## start Raw data

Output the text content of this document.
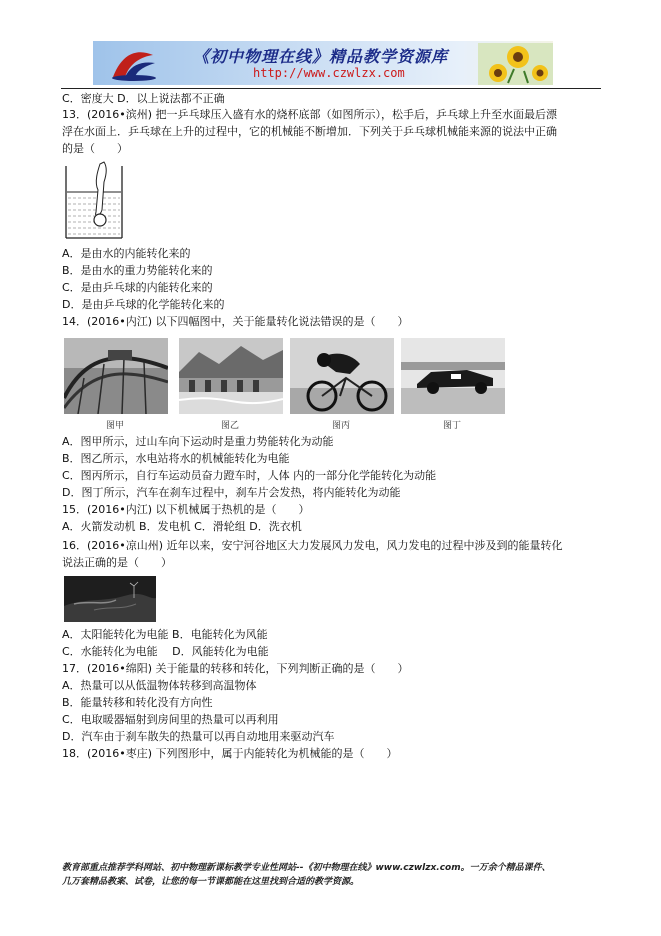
《初中物理在线》精品教学资源库
http://www.czwlzx.com
C．密度大 D．以上说法都不正确
13．(2016•滨州) 把一乒乓球压入盛有水的烧杯底部（如图所示），松手后，乒乓球上升至水面最后漂
浮在水面上．乒乓球在上升的过程中，它的机械能不断增加．下列关于乒乓球机械能来源的说法中正确
的是（　　）
A．是由水的内能转化来的
B．是由水的重力势能转化来的
C．是由乒乓球的内能转化来的
D．是由乒乓球的化学能转化来的
14．(2016•内江) 以下四幅图中，关于能量转化说法错误的是（　　）
图甲	图乙	图丙	图丁
A．图甲所示，过山车向下运动时是重力势能转化为动能
B．图乙所示，水电站将水的机械能转化为电能
C．图丙所示，自行车运动员奋力蹬车时，人体 内的一部分化学能转化为动能
D．图丁所示，汽车在刹车过程中，刹车片会发热，将内能转化为动能
15．(2016•内江) 以下机械属于热机的是（　　）
A．火箭发动机 B．发电机 C．滑轮组 D．洗衣机
16．(2016•凉山州) 近年以来，安宁河谷地区大力发展风力发电，风力发电的过程中涉及到的能量转化
说法正确的是（　　）
A．太阳能转化为电能 B．电能转化为风能
C．水能转化为电能　 D．风能转化为电能
17．(2016•绵阳) 关于能量的转移和转化，下列判断正确的是（　　）
A．热量可以从低温物体转移到高温物体
B．能量转移和转化没有方向性
C．电取暖器辐射到房间里的热量可以再利用
D．汽车由于刹车散失的热量可以再自动地用来驱动汽车
18．(2016•枣庄) 下列图形中，属于内能转化为机械能的是（　　）
教育部重点推荐学科网站、初中物理新课标教学专业性网站--《初中物理在线》www.czwlzx.com。一万余个精品课件、
几万套精品教案、试卷，让您的每一节课都能在这里找到合适的教学资源。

## end Raw data

[Task instructions] Pictures in the records above are not copied; print everything else exactly.

[Task response]
Output the text content of this document.
《初中物理在线》精品教学资源库
http://www.czwlzx.com
C．密度大 D．以上说法都不正确
13．(2016•滨州) 把一乒乓球压入盛有水的烧杯底部（如图所示），松手后，乒乓球上升至水面最后漂
浮在水面上．乒乓球在上升的过程中，它的机械能不断增加．下列关于乒乓球机械能来源的说法中正确
的是（　　）
A．是由水的内能转化来的
B．是由水的重力势能转化来的
C．是由乒乓球的内能转化来的
D．是由乒乓球的化学能转化来的
14．(2016•内江) 以下四幅图中，关于能量转化说法错误的是（　　）
图甲	图乙	图丙	图丁
A．图甲所示，过山车向下运动时是重力势能转化为动能
B．图乙所示，水电站将水的机械能转化为电能
C．图丙所示，自行车运动员奋力蹬车时，人体 内的一部分化学能转化为动能
D．图丁所示，汽车在刹车过程中，刹车片会发热，将内能转化为动能
15．(2016•内江) 以下机械属于热机的是（　　）
A．火箭发动机 B．发电机 C．滑轮组 D．洗衣机
16．(2016•凉山州) 近年以来，安宁河谷地区大力发展风力发电，风力发电的过程中涉及到的能量转化
说法正确的是（　　）
A．太阳能转化为电能 B．电能转化为风能
C．水能转化为电能　 D．风能转化为电能
17．(2016•绵阳) 关于能量的转移和转化，下列判断正确的是（　　）
A．热量可以从低温物体转移到高温物体
B．能量转移和转化没有方向性
C．电取暖器辐射到房间里的热量可以再利用
D．汽车由于刹车散失的热量可以再自动地用来驱动汽车
18．(2016•枣庄) 下列图形中，属于内能转化为机械能的是（　　）
教育部重点推荐学科网站、初中物理新课标教学专业性网站--《初中物理在线》www.czwlzx.com。一万余个精品课件、
几万套精品教案、试卷，让您的每一节课都能在这里找到合适的教学资源。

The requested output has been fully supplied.